YOUR TASK
Carry on the commentary on Jeremiah and the broken covenant from the point where it stops.

EXCERPT PROVIDED
○ ○ ○

Indeed the Church is only beginning to be ashamed of the complacency with which she has contemplated the fiery torments of hell as the eternal destiny of unrepentant sinners. One of the most tolerant and catholic of our religious teachers has written: "If the unlucky malefactor, who in mere brutality of ignorance or narrowness of nature or of culture has wronged his neighbour, excite our anger, how much deeper should be our indignation when intellect and eloquence are abused to selfish purposes, when studious leisure and learning and thought turn traitors to the cause of human well-being and the wells of a nation's moral life are poisoned."130 The deduction is obvious: society feels constrained to hang or burn "the unlucky malefactor"; consequently such punishments are, if anything, too merciful for the false prophet. Moreover the teaching which Jeremiah denounced was no mere dogmatism about abstruse philosophical and theological abstractions. Like the Jesuit propaganda under Elizabeth, it was more immediately concerned with politics than with religion. We are bound to be indignant with a man, gifted in exploiting the emotions of his docile audience, who wins the confidence and arouses the enthusiasm of his hearers, only to entice them into hopeless and foolhardy ventures.

And yet we are brought back to the old difficulty, how are we to know the false prophet? He has neither horns nor hoofs, his tie may be as white and his coat as long as those of the true messenger of God. Again, Jeremiah's method affords us some practical guidance. He does not himself order and superintend the punishment of false prophets; he merely announces a divine judgment, which Jehovah Himself is to execute. He does not condemn men by the code of any Church, but each sentence is a direct and special revelation from Jehovah. How many sentences would have been passed upon heretics, if their accusers and judges had waited for a similar sanction?

CHAPTER XI
A BROKEN COVENANT

xxi. 1-10, xxxiv., xxxvii. 1-10
"All the princes and people … changed their minds and reduced to bondage again all the slaves whom they had set free." – Jer. xxxiv. 10, 11

In our previous chapter we saw that, at the point where the fragmentary record of the abortive conspiracy in the fourth year of Zedekiah came to an abrupt conclusion, Jeremiah seemed to have regained the ascendency he enjoyed under Josiah. The Jewish government had relinquished their schemes of rebellion and acquiesced once more in the supremacy of Babylon. We may possibly gather from a later chapter131 that Zedekiah himself paid a visit to Nebuchadnezzar to assure him of his loyalty. If so, the embassy of Elasah ben Shaphan and Gemariah ben Hilkiah was intended to assure a favourable reception for their master.

○ ○ ○

ENTRIES SHOWN
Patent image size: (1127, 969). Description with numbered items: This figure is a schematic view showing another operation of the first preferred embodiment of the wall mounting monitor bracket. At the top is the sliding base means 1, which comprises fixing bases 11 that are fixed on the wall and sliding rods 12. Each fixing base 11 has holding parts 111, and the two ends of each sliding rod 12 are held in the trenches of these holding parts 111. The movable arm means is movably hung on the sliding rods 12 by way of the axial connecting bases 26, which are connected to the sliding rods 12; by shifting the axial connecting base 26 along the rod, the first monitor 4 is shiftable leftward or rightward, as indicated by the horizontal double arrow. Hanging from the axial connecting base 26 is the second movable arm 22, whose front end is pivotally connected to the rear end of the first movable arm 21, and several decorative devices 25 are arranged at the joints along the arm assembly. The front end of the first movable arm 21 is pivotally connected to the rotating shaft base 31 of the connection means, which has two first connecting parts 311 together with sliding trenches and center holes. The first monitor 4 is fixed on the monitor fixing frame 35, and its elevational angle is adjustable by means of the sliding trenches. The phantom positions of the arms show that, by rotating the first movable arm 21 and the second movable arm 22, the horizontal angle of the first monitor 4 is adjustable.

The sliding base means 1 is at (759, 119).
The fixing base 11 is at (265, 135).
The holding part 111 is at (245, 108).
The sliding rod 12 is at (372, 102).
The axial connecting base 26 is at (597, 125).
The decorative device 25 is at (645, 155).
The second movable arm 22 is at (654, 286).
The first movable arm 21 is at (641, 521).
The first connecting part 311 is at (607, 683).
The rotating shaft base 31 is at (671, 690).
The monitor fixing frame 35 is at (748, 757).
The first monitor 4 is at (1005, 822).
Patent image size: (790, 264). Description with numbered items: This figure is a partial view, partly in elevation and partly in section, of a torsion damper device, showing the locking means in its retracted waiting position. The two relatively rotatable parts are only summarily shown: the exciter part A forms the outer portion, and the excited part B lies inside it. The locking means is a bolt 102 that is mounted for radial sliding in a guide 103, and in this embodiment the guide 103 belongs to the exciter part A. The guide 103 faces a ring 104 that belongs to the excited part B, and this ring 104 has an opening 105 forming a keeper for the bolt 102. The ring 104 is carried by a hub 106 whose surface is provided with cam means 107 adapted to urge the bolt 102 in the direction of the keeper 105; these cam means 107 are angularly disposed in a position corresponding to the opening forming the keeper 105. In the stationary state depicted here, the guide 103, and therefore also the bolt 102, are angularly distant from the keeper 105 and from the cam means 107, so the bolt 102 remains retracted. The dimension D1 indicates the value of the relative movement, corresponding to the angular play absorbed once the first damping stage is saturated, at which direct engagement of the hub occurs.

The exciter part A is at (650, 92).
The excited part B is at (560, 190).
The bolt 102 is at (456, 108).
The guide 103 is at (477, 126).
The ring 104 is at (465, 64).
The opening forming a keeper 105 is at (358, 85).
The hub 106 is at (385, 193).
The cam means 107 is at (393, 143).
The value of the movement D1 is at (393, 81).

○ ○ ○

EXERCISE OUTPUT
The history of the next few years is lost in obscurity, but when the curtain again rises everything is changed and Judah is once more in revolt against the Chaldeans. No doubt one cause of this fresh change of policy was the renewed activity of Egypt. In the account of the conspiracy in Zedekiah's fourth year, there is a significant absence of any reference to Egypt. Jeremiah succeeded in baffling his opponents partly because their fears of Babylon were not quieted by any assurance of Egyptian support. Now there seemed a better prospect of a successful insurrection.

About the seventh year of Zedekiah, Psammetichus II. of Egypt was succeeded by his brother Pharaoh Hophra, the son of Josiah's conqueror, Pharaoh Necho. When Hophra – the Apries of Herodotus – had completed the reconquest of Ethiopia, he made a fresh attempt to carry out his father's policy and to re-establish the ancient Egyptian supremacy in Western Asia; and, as of old, Egypt began by tampering with the allegiance of the Syrian vassals of Babylon. According to Ezekiel,132 Zedekiah took the initiative: "he rebelled against him (Nebuchadnezzar) by sending his ambassadors into Egypt, that they might give him horses and much people."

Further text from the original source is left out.